_EXERCISE_
Your task is to copy the material exactly.

_INPUT DATA_
━━━━
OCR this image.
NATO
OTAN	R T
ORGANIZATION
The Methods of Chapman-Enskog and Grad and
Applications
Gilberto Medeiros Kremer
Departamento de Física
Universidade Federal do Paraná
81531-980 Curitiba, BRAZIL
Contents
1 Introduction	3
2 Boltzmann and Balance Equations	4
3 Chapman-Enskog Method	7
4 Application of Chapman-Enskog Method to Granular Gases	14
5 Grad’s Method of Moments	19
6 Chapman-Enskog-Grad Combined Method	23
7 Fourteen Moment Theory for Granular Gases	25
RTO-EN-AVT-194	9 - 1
━━━━
_OUTPUT_
OCR this image.
NATO
OTAN	R T
ORGANIZATION
The Methods of Chapman-Enskog and Grad and
Applications
Gilberto Medeiros Kremer
Departamento de Física
Universidade Federal do Paraná
81531-980 Curitiba, BRAZIL
Contents
1 Introduction	3
2 Boltzmann and Balance Equations	4
3 Chapman-Enskog Method	7
4 Application of Chapman-Enskog Method to Granular Gases	14
5 Grad’s Method of Moments	19
6 Chapman-Enskog-Grad Combined Method	23
7 Fourteen Moment Theory for Granular Gases	25
RTO-EN-AVT-194	9 - 1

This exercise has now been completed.